___ Task data ___

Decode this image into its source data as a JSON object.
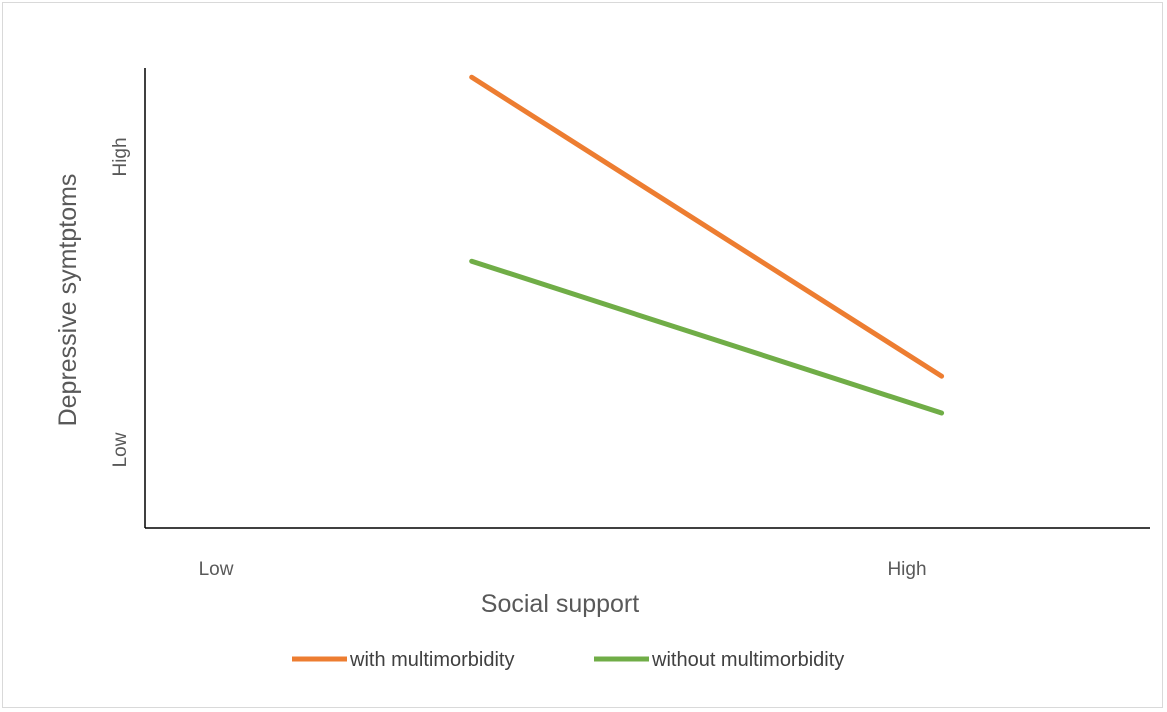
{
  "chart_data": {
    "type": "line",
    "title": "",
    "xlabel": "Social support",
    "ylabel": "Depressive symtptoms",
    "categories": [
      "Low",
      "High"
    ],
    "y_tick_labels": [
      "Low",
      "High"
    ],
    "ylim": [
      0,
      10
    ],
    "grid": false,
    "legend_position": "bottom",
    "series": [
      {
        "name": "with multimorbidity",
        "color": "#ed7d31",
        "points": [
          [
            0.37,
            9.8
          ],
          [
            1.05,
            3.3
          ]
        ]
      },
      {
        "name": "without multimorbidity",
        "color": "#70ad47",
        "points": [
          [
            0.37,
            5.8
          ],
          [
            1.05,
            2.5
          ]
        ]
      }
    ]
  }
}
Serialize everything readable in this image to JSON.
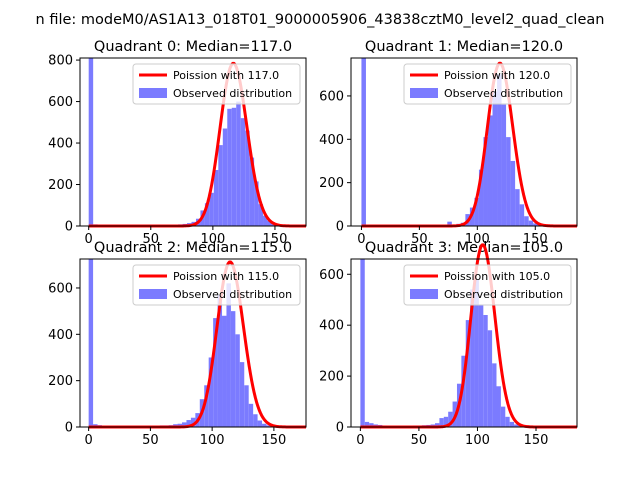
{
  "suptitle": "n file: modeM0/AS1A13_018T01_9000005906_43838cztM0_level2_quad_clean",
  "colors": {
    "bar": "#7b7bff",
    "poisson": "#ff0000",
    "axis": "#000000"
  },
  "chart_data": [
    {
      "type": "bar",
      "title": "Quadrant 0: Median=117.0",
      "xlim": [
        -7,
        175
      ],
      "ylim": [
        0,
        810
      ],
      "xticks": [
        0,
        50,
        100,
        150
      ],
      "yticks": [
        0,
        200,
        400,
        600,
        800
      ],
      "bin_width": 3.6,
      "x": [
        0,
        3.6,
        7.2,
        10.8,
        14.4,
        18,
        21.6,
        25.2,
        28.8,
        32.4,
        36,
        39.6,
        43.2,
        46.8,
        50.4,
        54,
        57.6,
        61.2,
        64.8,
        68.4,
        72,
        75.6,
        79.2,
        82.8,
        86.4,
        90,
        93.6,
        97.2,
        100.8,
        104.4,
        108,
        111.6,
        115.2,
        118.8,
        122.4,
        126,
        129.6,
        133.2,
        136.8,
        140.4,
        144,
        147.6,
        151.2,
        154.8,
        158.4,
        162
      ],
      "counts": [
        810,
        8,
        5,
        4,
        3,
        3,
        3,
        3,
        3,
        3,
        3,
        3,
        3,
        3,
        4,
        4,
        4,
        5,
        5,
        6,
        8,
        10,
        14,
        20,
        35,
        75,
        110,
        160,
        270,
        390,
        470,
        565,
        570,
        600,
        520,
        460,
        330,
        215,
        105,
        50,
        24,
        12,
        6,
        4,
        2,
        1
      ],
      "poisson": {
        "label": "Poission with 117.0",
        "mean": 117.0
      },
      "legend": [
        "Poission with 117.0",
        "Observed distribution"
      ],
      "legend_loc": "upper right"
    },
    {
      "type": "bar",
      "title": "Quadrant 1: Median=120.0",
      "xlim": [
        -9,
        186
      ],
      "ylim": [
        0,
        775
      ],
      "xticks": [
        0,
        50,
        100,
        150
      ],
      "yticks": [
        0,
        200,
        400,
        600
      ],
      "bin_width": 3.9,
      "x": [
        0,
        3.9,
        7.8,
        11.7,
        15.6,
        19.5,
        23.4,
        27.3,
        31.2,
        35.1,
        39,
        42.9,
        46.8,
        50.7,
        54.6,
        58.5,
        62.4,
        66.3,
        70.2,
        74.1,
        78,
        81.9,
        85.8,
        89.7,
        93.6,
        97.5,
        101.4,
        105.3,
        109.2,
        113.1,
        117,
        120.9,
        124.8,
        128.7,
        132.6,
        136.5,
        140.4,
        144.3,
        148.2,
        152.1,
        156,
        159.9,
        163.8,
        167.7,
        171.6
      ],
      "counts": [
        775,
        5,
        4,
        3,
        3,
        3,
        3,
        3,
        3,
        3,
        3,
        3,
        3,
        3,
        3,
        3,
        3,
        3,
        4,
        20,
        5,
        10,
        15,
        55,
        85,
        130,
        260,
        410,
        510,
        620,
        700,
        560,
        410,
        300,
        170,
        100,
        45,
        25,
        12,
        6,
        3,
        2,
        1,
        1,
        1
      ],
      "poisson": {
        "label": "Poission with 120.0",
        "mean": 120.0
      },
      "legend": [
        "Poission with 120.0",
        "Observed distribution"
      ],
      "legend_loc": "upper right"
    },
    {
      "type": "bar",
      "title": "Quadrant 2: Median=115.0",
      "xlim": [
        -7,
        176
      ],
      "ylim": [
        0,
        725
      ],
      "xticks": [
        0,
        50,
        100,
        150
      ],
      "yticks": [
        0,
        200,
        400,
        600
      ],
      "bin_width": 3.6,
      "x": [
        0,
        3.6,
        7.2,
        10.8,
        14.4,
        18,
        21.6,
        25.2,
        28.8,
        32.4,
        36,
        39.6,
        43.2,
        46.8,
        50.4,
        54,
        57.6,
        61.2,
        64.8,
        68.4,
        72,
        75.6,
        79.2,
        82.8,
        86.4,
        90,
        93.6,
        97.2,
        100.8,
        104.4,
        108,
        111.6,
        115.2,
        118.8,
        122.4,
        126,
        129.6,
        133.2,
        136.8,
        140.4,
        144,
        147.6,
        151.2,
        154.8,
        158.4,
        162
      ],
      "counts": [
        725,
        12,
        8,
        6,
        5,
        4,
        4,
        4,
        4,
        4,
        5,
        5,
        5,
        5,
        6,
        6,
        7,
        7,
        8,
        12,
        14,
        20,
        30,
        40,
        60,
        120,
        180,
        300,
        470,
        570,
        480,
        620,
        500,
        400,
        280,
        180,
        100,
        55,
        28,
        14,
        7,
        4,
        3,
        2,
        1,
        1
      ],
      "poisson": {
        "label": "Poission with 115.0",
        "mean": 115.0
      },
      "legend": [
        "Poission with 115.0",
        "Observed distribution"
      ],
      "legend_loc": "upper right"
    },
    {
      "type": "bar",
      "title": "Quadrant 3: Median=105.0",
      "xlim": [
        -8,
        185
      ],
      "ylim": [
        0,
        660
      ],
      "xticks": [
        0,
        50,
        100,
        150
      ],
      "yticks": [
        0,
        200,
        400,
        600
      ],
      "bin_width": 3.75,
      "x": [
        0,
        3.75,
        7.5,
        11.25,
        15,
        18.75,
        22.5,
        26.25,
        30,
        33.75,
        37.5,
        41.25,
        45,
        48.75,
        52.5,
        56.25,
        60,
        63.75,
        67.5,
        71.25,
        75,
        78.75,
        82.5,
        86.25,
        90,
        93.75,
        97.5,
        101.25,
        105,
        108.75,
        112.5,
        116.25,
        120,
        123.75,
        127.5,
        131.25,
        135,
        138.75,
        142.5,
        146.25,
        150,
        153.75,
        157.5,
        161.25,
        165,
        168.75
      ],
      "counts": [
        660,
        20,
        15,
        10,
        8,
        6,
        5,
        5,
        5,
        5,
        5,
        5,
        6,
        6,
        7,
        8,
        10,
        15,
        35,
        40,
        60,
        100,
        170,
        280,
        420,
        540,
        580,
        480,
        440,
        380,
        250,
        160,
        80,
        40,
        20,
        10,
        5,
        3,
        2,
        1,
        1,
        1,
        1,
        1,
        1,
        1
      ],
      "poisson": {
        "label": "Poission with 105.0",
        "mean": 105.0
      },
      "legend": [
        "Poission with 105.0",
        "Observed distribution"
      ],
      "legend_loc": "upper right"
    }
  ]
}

___

• **Task to complete**: The records above should be reproduced exactly, with no pictures included.

• **Exercise solution**:
Decode this image into its source data as a JSON object.
{
  "chart_data": {
    "type": "line",
    "title": "",
    "xlabel": "Social support",
    "ylabel": "Depressive symtptoms",
    "categories": [
      "Low",
      "High"
    ],
    "y_tick_labels": [
      "Low",
      "High"
    ],
    "ylim": [
      0,
      10
    ],
    "grid": false,
    "legend_position": "bottom",
    "series": [
      {
        "name": "with multimorbidity",
        "color": "#ed7d31",
        "points": [
          [
            0.37,
            9.8
          ],
          [
            1.05,
            3.3
          ]
        ]
      },
      {
        "name": "without multimorbidity",
        "color": "#70ad47",
        "points": [
          [
            0.37,
            5.8
          ],
          [
            1.05,
            2.5
          ]
        ]
      }
    ]
  }
}
Serialize everything readable in this image to JSON.
{
  "suptitle": "n file: modeM0/AS1A13_018T01_9000005906_43838cztM0_level2_quad_clean",
  "colors": {
    "bar": "#7b7bff",
    "poisson": "#ff0000",
    "axis": "#000000"
  },
  "chart_data": [
    {
      "type": "bar",
      "title": "Quadrant 0: Median=117.0",
      "xlim": [
        -7,
        175
      ],
      "ylim": [
        0,
        810
      ],
      "xticks": [
        0,
        50,
        100,
        150
      ],
      "yticks": [
        0,
        200,
        400,
        600,
        800
      ],
      "bin_width": 3.6,
      "x": [
        0,
        3.6,
        7.2,
        10.8,
        14.4,
        18,
        21.6,
        25.2,
        28.8,
        32.4,
        36,
        39.6,
        43.2,
        46.8,
        50.4,
        54,
        57.6,
        61.2,
        64.8,
        68.4,
        72,
        75.6,
        79.2,
        82.8,
        86.4,
        90,
        93.6,
        97.2,
        100.8,
        104.4,
        108,
        111.6,
        115.2,
        118.8,
        122.4,
        126,
        129.6,
        133.2,
        136.8,
        140.4,
        144,
        147.6,
        151.2,
        154.8,
        158.4,
        162
      ],
      "counts": [
        810,
        8,
        5,
        4,
        3,
        3,
        3,
        3,
        3,
        3,
        3,
        3,
        3,
        3,
        4,
        4,
        4,
        5,
        5,
        6,
        8,
        10,
        14,
        20,
        35,
        75,
        110,
        160,
        270,
        390,
        470,
        565,
        570,
        600,
        520,
        460,
        330,
        215,
        105,
        50,
        24,
        12,
        6,
        4,
        2,
        1
      ],
      "poisson": {
        "label": "Poission with 117.0",
        "mean": 117.0
      },
      "legend": [
        "Poission with 117.0",
        "Observed distribution"
      ],
      "legend_loc": "upper right"
    },
    {
      "type": "bar",
      "title": "Quadrant 1: Median=120.0",
      "xlim": [
        -9,
        186
      ],
      "ylim": [
        0,
        775
      ],
      "xticks": [
        0,
        50,
        100,
        150
      ],
      "yticks": [
        0,
        200,
        400,
        600
      ],
      "bin_width": 3.9,
      "x": [
        0,
        3.9,
        7.8,
        11.7,
        15.6,
        19.5,
        23.4,
        27.3,
        31.2,
        35.1,
        39,
        42.9,
        46.8,
        50.7,
        54.6,
        58.5,
        62.4,
        66.3,
        70.2,
        74.1,
        78,
        81.9,
        85.8,
        89.7,
        93.6,
        97.5,
        101.4,
        105.3,
        109.2,
        113.1,
        117,
        120.9,
        124.8,
        128.7,
        132.6,
        136.5,
        140.4,
        144.3,
        148.2,
        152.1,
        156,
        159.9,
        163.8,
        167.7,
        171.6
      ],
      "counts": [
        775,
        5,
        4,
        3,
        3,
        3,
        3,
        3,
        3,
        3,
        3,
        3,
        3,
        3,
        3,
        3,
        3,
        3,
        4,
        20,
        5,
        10,
        15,
        55,
        85,
        130,
        260,
        410,
        510,
        620,
        700,
        560,
        410,
        300,
        170,
        100,
        45,
        25,
        12,
        6,
        3,
        2,
        1,
        1,
        1
      ],
      "poisson": {
        "label": "Poission with 120.0",
        "mean": 120.0
      },
      "legend": [
        "Poission with 120.0",
        "Observed distribution"
      ],
      "legend_loc": "upper right"
    },
    {
      "type": "bar",
      "title": "Quadrant 2: Median=115.0",
      "xlim": [
        -7,
        176
      ],
      "ylim": [
        0,
        725
      ],
      "xticks": [
        0,
        50,
        100,
        150
      ],
      "yticks": [
        0,
        200,
        400,
        600
      ],
      "bin_width": 3.6,
      "x": [
        0,
        3.6,
        7.2,
        10.8,
        14.4,
        18,
        21.6,
        25.2,
        28.8,
        32.4,
        36,
        39.6,
        43.2,
        46.8,
        50.4,
        54,
        57.6,
        61.2,
        64.8,
        68.4,
        72,
        75.6,
        79.2,
        82.8,
        86.4,
        90,
        93.6,
        97.2,
        100.8,
        104.4,
        108,
        111.6,
        115.2,
        118.8,
        122.4,
        126,
        129.6,
        133.2,
        136.8,
        140.4,
        144,
        147.6,
        151.2,
        154.8,
        158.4,
        162
      ],
      "counts": [
        725,
        12,
        8,
        6,
        5,
        4,
        4,
        4,
        4,
        4,
        5,
        5,
        5,
        5,
        6,
        6,
        7,
        7,
        8,
        12,
        14,
        20,
        30,
        40,
        60,
        120,
        180,
        300,
        470,
        570,
        480,
        620,
        500,
        400,
        280,
        180,
        100,
        55,
        28,
        14,
        7,
        4,
        3,
        2,
        1,
        1
      ],
      "poisson": {
        "label": "Poission with 115.0",
        "mean": 115.0
      },
      "legend": [
        "Poission with 115.0",
        "Observed distribution"
      ],
      "legend_loc": "upper right"
    },
    {
      "type": "bar",
      "title": "Quadrant 3: Median=105.0",
      "xlim": [
        -8,
        185
      ],
      "ylim": [
        0,
        660
      ],
      "xticks": [
        0,
        50,
        100,
        150
      ],
      "yticks": [
        0,
        200,
        400,
        600
      ],
      "bin_width": 3.75,
      "x": [
        0,
        3.75,
        7.5,
        11.25,
        15,
        18.75,
        22.5,
        26.25,
        30,
        33.75,
        37.5,
        41.25,
        45,
        48.75,
        52.5,
        56.25,
        60,
        63.75,
        67.5,
        71.25,
        75,
        78.75,
        82.5,
        86.25,
        90,
        93.75,
        97.5,
        101.25,
        105,
        108.75,
        112.5,
        116.25,
        120,
        123.75,
        127.5,
        131.25,
        135,
        138.75,
        142.5,
        146.25,
        150,
        153.75,
        157.5,
        161.25,
        165,
        168.75
      ],
      "counts": [
        660,
        20,
        15,
        10,
        8,
        6,
        5,
        5,
        5,
        5,
        5,
        5,
        6,
        6,
        7,
        8,
        10,
        15,
        35,
        40,
        60,
        100,
        170,
        280,
        420,
        540,
        580,
        480,
        440,
        380,
        250,
        160,
        80,
        40,
        20,
        10,
        5,
        3,
        2,
        1,
        1,
        1,
        1,
        1,
        1,
        1
      ],
      "poisson": {
        "label": "Poission with 105.0",
        "mean": 105.0
      },
      "legend": [
        "Poission with 105.0",
        "Observed distribution"
      ],
      "legend_loc": "upper right"
    }
  ]
}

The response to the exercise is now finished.